## Short problem A
Please rewrite the records from their first line through the line containing "ad-sync-title: AD SYNC", putting "office-row" wherever "o365-row" appears and leaving everything else unchanged.

## Text section
—————

Chapter 03API Designmedium17 min read

The API Surface

Good API design is taste expressed in URLs, payloads, and status codes. You already know what bad feels like from the consumer side.

Study window · Weeks 09–12

You've consumed thousands of APIs. You know the pain of one that returns different shapes for the same thing, or makes you call it five times to render one screen. This chapter is about being on the other side of that and not inflicting the same pain on the next developer.

REST, done right

REST isn't a protocol. It's a set of conventions for using HTTP consistently. The core ideas:

  • Resources are nouns, named by URLs: /users, /orders/42.
  • Verbs are HTTP methods: GET reads, POST creates, PUT replaces, PATCH partially updates, DELETE removes.
  • GET is safe (no side effects) and idempotent (calling it many times is the same as once). PUT and DELETE are idempotent but not safe. POST is neither.

A clean set of routes for one resource looks like this:

GET /userslist users
POST /userscreate a user
GET /users/42fetch one
PATCH /users/42partial update
DELETE /users/42remove
GET /users/42/ordersorders belonging to user 42
The same resource, different methods, predictable behaviour.

Keep your error responses consistent too. The application/problem+json standard gives you one shape for every error: a title, a status, a human-readable detail, and a type the client can branch on. One shape everywhere beats a different error body per endpoint.

On versioning, the most common option is putting the version in the URL (/v1/users). It's not clever, and that's the point. The real discipline isn't the strategy, it's the promise: once a version is public, you add fields but never remove them. Deprecate, announce a date, then retire.

REST vs GraphQL vs tRPC vs gRPC

REST

The default for public APIs. Wide tooling, cacheable at the HTTP layer, easy to poke at with curl. The downside is that clients often need several requests to assemble related data, or get more than they asked for.

GraphQL

Clients ask for exactly the fields they want from one endpoint. Solves over- and under-fetching when many clients have very different needs. The cost is server-side complexity: query-depth limits, the N+1 problem, per-field authorization, and harder caching.

tRPC

TypeScript only. Your server defines procedures with types, and your client calls them like local functions with full type safety and no code generation. Excellent for a monorepo where one team owns both ends. Not for public APIs, since clients must be TypeScript.

gRPC

A binary protocol over HTTP/2 using Protobuf schemas. Fast and schema-enforced, the standard for service-to-service traffic at scale. Browsers can't speak it directly without extra tooling.

How to pick

REST for public and most internal APIs. tRPC for a TypeScript monorepo with one owning team. GraphQL when many client teams have very different data needs and you can afford the operational overhead. gRPC for service-to-service in a high-performance backend.

—————

Bounding box annotations:
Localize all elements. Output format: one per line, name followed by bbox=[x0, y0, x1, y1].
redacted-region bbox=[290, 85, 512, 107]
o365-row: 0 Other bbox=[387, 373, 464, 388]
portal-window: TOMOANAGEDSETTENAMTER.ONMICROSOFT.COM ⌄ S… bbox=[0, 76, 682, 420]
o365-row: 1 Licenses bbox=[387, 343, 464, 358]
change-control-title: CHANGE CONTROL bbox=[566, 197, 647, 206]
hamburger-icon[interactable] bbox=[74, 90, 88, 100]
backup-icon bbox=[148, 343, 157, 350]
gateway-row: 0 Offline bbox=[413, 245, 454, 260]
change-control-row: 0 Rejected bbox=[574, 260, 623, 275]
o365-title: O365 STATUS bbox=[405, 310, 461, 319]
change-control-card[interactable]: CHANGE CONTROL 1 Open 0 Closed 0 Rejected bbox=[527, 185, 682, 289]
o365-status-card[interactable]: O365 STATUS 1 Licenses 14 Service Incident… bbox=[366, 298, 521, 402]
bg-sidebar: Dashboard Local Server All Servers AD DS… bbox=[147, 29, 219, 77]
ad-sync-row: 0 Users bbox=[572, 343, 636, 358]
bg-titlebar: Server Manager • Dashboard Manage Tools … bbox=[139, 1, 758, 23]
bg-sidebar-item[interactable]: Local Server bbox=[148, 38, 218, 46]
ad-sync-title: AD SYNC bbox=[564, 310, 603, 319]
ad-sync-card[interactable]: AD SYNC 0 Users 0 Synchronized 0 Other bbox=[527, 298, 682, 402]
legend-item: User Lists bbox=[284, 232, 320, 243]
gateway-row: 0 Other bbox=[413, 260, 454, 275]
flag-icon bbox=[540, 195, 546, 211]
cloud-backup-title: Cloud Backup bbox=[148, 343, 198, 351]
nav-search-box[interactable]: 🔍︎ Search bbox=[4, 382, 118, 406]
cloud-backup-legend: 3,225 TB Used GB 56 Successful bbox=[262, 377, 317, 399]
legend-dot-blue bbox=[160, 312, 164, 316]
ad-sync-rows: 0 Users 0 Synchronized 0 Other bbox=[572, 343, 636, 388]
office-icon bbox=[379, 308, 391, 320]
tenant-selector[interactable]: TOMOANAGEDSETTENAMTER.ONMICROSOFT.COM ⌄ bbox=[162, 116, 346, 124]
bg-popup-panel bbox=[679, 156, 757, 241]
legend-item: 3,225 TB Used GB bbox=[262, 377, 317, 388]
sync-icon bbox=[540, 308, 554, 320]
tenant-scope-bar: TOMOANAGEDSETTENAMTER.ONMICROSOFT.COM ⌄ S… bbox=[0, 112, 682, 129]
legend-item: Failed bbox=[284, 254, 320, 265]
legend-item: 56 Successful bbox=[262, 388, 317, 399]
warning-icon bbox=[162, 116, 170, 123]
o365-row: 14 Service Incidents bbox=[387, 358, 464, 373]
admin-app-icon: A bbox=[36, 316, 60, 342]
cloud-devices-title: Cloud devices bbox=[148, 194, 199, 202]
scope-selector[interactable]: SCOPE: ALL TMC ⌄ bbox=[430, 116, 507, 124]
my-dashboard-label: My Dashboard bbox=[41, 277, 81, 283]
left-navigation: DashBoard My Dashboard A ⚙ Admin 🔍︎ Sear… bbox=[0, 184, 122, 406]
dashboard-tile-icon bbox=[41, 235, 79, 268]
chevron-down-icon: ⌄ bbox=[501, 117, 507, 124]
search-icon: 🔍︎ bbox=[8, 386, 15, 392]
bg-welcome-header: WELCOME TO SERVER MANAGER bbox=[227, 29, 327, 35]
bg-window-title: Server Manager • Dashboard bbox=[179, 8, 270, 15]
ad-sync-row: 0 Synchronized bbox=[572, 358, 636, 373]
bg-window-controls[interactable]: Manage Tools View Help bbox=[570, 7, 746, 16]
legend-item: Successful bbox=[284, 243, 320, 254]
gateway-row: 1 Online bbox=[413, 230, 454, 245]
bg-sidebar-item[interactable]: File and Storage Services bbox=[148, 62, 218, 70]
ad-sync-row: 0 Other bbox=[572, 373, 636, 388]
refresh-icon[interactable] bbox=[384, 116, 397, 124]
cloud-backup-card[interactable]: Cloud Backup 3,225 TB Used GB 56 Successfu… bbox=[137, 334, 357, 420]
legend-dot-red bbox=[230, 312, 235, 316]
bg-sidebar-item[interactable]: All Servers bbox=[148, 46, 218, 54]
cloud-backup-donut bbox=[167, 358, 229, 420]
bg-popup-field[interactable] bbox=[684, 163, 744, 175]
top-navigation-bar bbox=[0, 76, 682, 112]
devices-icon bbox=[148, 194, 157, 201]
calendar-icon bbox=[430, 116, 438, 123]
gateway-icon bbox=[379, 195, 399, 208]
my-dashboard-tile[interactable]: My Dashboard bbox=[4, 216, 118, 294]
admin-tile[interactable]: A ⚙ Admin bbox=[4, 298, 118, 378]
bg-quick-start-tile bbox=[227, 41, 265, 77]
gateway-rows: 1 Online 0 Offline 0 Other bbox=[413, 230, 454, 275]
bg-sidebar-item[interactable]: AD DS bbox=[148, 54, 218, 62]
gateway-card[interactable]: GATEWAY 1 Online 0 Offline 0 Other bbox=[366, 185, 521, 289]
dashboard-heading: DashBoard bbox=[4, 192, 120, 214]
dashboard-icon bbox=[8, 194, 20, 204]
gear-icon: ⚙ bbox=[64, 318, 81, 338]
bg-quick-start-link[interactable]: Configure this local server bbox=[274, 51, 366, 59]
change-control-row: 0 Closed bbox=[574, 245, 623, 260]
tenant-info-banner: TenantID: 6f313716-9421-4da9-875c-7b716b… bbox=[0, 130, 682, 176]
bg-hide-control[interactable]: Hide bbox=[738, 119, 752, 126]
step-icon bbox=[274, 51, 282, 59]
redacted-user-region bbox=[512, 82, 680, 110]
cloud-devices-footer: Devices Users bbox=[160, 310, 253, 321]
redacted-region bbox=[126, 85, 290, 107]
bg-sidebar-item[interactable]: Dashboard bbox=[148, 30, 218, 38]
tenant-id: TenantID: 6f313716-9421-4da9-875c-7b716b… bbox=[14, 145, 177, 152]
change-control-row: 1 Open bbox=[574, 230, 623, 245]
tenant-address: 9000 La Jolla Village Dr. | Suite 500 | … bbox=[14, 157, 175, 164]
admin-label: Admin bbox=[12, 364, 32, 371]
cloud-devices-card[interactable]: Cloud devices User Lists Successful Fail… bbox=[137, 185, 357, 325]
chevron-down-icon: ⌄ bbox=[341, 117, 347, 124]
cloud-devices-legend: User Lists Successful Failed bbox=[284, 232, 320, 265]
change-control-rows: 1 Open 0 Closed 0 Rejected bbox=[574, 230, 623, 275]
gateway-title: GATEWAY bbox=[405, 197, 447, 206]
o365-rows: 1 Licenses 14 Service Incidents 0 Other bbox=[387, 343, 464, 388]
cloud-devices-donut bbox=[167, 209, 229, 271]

—————

## Short problem B
Reproduce the passage of the API design chapter starting with "On versioning, the" and going on through "they asked for.".

## Finished answer A
Localize all elements. Output format: one per line, name followed by bbox=[x0, y0, x1, y1].
redacted-region bbox=[290, 85, 512, 107]
office-row: 0 Other bbox=[387, 373, 464, 388]
portal-window: TOMOANAGEDSETTENAMTER.ONMICROSOFT.COM ⌄ S… bbox=[0, 76, 682, 420]
office-row: 1 Licenses bbox=[387, 343, 464, 358]
change-control-title: CHANGE CONTROL bbox=[566, 197, 647, 206]
hamburger-icon[interactable] bbox=[74, 90, 88, 100]
backup-icon bbox=[148, 343, 157, 350]
gateway-row: 0 Offline bbox=[413, 245, 454, 260]
change-control-row: 0 Rejected bbox=[574, 260, 623, 275]
o365-title: O365 STATUS bbox=[405, 310, 461, 319]
change-control-card[interactable]: CHANGE CONTROL 1 Open 0 Closed 0 Rejected bbox=[527, 185, 682, 289]
o365-status-card[interactable]: O365 STATUS 1 Licenses 14 Service Incident… bbox=[366, 298, 521, 402]
bg-sidebar: Dashboard Local Server All Servers AD DS… bbox=[147, 29, 219, 77]
ad-sync-row: 0 Users bbox=[572, 343, 636, 358]
bg-titlebar: Server Manager • Dashboard Manage Tools … bbox=[139, 1, 758, 23]
bg-sidebar-item[interactable]: Local Server bbox=[148, 38, 218, 46]
ad-sync-title: AD SYNC bbox=[564, 310, 603, 319]

## Finished answer B
On versioning, the most common option is putting the version in the URL (/v1/users). It's not clever, and that's the point. The real discipline isn't the strategy, it's the promise: once a version is public, you add fields but never remove them. Deprecate, announce a date, then retire.

REST vs GraphQL vs tRPC vs gRPC

REST

The default for public APIs. Wide tooling, cacheable at the HTTP layer, easy to poke at with curl. The downside is that clients often need several requests to assemble related data, or get more than they asked for.